LISTING.
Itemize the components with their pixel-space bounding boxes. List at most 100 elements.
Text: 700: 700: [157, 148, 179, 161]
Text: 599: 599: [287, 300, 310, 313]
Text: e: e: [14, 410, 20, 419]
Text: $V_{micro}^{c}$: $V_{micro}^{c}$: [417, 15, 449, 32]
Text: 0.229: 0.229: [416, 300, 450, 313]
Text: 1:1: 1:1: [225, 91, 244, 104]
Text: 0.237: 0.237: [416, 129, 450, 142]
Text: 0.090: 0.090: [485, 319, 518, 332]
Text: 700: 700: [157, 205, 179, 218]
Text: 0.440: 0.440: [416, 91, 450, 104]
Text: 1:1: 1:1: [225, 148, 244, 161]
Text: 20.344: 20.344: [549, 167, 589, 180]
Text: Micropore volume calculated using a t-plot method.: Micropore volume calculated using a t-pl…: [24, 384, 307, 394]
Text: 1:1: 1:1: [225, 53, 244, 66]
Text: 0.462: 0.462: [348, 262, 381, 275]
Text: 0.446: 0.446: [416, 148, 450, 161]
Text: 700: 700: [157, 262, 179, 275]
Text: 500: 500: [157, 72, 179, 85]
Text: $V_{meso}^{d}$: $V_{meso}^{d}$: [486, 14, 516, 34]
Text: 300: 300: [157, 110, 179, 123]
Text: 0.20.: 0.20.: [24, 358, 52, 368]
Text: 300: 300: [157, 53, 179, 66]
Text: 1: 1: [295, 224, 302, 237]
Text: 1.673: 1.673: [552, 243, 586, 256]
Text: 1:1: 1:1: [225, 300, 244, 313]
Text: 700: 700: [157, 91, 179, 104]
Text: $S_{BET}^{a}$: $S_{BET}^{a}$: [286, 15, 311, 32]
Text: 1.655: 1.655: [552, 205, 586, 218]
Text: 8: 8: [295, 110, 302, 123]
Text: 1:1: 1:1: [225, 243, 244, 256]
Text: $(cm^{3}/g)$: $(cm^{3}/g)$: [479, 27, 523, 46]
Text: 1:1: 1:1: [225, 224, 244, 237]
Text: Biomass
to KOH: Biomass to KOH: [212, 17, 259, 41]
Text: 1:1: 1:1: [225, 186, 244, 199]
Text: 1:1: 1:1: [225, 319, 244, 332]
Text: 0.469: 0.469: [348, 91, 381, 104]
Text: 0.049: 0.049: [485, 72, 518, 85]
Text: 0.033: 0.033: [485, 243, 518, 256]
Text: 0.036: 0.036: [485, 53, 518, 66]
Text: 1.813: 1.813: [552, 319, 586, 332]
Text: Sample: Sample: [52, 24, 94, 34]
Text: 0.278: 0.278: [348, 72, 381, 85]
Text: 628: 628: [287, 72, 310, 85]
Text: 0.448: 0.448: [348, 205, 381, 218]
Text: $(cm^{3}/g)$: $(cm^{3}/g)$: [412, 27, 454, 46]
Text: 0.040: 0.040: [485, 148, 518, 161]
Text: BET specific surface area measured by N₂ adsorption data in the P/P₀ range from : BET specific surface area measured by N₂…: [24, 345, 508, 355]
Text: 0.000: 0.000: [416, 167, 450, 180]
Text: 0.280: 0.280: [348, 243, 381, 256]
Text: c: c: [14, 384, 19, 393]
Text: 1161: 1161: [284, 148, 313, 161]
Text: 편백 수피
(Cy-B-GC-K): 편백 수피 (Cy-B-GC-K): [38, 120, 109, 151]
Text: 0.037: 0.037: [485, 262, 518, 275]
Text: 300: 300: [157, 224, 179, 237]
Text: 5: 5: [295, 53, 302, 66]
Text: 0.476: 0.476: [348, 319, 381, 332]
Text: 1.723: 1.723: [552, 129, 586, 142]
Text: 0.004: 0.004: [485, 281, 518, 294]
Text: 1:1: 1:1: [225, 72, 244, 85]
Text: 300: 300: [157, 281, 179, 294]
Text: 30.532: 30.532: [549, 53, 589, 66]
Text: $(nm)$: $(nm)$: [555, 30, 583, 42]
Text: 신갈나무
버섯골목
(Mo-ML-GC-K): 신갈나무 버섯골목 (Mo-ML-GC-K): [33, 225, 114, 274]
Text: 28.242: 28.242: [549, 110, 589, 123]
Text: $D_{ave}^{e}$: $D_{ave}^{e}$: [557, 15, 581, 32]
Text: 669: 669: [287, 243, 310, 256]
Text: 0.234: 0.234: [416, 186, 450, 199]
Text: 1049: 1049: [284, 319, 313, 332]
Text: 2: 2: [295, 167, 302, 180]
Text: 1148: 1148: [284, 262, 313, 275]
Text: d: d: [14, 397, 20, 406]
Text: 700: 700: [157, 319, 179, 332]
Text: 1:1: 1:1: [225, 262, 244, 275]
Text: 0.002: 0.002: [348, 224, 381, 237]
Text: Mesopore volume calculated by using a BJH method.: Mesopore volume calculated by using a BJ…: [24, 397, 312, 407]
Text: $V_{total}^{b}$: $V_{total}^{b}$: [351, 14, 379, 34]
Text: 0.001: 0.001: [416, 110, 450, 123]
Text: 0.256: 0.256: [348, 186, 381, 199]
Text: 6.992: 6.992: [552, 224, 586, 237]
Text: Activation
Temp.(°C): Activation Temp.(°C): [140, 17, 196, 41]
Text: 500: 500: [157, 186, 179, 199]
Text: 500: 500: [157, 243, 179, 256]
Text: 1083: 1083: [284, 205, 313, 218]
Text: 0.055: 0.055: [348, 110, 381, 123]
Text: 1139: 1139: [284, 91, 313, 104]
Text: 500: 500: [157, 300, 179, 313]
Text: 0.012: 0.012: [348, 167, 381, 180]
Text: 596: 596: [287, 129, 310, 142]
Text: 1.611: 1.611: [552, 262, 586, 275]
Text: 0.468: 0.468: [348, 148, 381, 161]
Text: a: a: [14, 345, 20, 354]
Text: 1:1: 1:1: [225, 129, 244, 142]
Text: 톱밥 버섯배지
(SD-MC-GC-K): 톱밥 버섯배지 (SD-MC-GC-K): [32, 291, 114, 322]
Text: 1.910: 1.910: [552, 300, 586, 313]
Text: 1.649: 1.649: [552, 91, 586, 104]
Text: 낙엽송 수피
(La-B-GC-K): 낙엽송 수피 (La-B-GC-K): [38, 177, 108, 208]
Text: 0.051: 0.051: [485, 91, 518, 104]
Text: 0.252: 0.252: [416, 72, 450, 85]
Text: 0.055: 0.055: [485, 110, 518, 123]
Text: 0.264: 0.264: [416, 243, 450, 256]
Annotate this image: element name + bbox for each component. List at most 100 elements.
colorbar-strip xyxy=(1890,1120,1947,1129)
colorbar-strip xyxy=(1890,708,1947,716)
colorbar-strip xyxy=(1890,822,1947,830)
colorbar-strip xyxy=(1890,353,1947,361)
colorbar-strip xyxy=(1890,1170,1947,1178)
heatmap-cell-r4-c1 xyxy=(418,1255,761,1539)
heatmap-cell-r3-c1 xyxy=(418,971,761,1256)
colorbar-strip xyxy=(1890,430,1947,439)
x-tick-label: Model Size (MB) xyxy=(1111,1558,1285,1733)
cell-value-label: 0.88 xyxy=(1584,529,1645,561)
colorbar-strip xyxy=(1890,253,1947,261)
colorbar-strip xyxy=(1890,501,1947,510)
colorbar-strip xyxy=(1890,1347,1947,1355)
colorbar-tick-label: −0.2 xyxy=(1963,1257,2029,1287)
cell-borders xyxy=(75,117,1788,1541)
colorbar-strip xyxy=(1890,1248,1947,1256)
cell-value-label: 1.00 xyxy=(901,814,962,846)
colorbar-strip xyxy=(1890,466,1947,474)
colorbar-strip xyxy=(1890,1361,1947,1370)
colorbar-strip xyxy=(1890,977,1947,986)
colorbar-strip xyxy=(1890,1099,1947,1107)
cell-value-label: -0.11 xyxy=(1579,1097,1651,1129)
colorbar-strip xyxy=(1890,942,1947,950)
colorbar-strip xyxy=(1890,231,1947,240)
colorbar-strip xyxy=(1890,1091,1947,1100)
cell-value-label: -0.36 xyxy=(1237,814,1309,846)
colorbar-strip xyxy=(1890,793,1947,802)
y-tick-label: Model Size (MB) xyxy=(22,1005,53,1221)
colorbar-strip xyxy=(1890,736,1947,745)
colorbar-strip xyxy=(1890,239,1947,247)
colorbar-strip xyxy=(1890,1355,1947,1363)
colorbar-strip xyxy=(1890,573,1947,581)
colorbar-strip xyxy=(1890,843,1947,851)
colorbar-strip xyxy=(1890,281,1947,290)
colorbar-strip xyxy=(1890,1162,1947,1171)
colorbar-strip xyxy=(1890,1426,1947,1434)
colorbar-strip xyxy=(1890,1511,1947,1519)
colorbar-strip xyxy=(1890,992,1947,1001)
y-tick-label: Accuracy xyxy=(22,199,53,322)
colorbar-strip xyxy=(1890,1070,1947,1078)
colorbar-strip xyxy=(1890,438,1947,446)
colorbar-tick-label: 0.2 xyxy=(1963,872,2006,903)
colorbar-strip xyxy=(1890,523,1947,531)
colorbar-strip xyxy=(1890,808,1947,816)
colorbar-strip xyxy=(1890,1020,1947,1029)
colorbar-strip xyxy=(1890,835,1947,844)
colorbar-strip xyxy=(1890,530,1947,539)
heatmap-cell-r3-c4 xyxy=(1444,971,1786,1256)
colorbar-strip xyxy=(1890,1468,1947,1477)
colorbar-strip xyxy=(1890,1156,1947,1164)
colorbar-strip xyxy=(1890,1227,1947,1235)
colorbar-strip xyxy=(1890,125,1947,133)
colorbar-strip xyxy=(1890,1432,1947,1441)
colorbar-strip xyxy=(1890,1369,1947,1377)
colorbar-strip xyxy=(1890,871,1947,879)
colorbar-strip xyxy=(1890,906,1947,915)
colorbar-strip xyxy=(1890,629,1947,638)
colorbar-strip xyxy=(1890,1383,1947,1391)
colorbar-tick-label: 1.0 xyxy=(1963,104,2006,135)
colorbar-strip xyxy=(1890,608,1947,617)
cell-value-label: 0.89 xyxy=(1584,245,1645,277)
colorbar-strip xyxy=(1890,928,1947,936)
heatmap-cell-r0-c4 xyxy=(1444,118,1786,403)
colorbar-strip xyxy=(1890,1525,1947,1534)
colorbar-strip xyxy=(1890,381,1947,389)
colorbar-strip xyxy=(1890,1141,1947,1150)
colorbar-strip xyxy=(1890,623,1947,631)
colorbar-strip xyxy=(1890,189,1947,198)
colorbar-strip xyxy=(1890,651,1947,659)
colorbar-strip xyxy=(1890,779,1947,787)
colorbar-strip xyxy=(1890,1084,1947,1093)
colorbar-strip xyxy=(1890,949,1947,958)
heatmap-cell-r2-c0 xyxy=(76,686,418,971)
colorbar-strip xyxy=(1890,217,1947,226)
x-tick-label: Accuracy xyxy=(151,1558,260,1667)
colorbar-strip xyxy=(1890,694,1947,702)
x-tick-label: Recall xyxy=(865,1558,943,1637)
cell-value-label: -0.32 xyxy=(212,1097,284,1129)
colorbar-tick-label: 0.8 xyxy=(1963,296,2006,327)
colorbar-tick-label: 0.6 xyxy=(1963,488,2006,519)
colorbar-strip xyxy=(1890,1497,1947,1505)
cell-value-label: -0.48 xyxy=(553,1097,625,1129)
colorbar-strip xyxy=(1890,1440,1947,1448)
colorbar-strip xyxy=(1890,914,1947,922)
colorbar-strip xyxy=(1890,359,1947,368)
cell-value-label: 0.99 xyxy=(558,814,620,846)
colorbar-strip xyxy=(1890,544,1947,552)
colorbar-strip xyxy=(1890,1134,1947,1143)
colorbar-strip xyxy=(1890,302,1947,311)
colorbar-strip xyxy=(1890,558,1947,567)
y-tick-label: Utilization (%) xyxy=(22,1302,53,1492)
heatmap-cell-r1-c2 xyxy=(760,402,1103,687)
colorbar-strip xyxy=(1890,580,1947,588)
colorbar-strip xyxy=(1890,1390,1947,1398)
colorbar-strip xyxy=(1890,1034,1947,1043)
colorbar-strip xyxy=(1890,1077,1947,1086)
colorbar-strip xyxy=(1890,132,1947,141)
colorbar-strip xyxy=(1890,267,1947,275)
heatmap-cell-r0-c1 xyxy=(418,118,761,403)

REQUIRED WORK.
Copy the material without changes, from its first line up to and including the line with "Text: 0.237: 0.237: [416, 129, 450, 142]", and nothing beyond that line.

OUTPUT BELOW.
Itemize the components with their pixel-space bounding boxes. List at most 100 elements.
Text: 700: 700: [157, 148, 179, 161]
Text: 599: 599: [287, 300, 310, 313]
Text: e: e: [14, 410, 20, 419]
Text: $V_{micro}^{c}$: $V_{micro}^{c}$: [417, 15, 449, 32]
Text: 0.229: 0.229: [416, 300, 450, 313]
Text: 1:1: 1:1: [225, 91, 244, 104]
Text: 0.237: 0.237: [416, 129, 450, 142]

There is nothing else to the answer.